◆ Data excerpts
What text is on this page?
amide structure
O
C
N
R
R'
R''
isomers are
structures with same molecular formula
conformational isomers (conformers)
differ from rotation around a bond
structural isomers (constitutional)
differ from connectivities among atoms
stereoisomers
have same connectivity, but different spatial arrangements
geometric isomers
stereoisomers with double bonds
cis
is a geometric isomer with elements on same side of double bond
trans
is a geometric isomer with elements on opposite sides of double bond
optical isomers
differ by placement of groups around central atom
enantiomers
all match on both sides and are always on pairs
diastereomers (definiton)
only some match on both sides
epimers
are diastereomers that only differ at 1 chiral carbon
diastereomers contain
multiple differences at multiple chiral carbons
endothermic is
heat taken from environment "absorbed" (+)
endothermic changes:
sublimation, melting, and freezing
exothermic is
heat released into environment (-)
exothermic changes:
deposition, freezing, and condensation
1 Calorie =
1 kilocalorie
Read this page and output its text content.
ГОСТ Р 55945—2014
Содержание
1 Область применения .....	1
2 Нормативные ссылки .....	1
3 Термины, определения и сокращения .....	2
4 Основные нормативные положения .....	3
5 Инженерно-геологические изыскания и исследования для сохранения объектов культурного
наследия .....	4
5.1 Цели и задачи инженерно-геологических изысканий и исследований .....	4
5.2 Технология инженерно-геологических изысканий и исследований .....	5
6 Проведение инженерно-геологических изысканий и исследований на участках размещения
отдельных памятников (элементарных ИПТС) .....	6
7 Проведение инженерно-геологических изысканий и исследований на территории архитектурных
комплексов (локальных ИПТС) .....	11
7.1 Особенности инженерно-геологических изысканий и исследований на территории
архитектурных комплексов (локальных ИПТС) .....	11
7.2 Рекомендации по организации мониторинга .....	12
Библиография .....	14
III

◆ Task directions
Copy every line of the listing containing the string "freezing".

◆ Complete response
sublimation, melting, and freezing
deposition, freezing, and condensation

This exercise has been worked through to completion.